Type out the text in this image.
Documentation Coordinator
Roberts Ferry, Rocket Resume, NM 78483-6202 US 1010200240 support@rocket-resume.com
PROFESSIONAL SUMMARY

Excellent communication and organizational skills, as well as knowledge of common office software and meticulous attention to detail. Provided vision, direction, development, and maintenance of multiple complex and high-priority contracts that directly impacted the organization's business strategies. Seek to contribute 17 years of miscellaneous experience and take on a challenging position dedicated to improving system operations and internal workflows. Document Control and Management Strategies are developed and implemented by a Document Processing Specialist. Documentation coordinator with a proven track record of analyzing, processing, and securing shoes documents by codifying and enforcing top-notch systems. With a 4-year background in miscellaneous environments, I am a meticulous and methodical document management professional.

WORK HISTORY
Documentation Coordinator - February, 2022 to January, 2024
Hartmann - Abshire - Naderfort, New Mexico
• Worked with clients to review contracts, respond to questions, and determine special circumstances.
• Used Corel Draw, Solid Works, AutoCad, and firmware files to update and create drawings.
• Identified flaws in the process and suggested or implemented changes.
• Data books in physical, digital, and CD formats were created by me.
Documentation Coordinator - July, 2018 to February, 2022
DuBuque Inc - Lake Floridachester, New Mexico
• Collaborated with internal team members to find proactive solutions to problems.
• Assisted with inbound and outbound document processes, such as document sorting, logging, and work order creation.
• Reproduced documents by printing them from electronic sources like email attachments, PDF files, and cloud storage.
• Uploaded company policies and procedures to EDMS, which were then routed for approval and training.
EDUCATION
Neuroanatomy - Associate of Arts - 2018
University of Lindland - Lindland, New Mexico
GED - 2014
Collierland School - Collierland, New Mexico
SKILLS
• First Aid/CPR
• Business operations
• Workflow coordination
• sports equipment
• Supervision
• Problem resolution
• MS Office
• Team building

WHAT THE TASK ASKS: Show every line from the entries above in which the word "February" appears.

SOLUTION FOR THIS TASK:
Documentation Coordinator - February, 2022 to January, 2024
Documentation Coordinator - July, 2018 to February, 2022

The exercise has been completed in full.